■ Aim of the task ■
Write every record out again exactly as given.

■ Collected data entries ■
----------------------------------------
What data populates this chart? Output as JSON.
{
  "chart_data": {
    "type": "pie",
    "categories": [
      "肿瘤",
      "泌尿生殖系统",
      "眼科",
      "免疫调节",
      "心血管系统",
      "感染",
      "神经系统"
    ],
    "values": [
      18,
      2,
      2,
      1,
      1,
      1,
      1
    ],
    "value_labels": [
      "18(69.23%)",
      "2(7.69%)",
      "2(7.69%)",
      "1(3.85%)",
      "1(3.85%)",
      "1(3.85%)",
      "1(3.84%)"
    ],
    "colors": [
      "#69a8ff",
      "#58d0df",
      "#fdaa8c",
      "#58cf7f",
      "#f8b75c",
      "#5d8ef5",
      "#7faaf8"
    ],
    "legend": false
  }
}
----------------------------------------
■ Full solution ■
What data populates this chart? Output as JSON.
{
  "chart_data": {
    "type": "pie",
    "categories": [
      "肿瘤",
      "泌尿生殖系统",
      "眼科",
      "免疫调节",
      "心血管系统",
      "感染",
      "神经系统"
    ],
    "values": [
      18,
      2,
      2,
      1,
      1,
      1,
      1
    ],
    "value_labels": [
      "18(69.23%)",
      "2(7.69%)",
      "2(7.69%)",
      "1(3.85%)",
      "1(3.85%)",
      "1(3.85%)",
      "1(3.84%)"
    ],
    "colors": [
      "#69a8ff",
      "#58d0df",
      "#fdaa8c",
      "#58cf7f",
      "#f8b75c",
      "#5d8ef5",
      "#7faaf8"
    ],
    "legend": false
  }
}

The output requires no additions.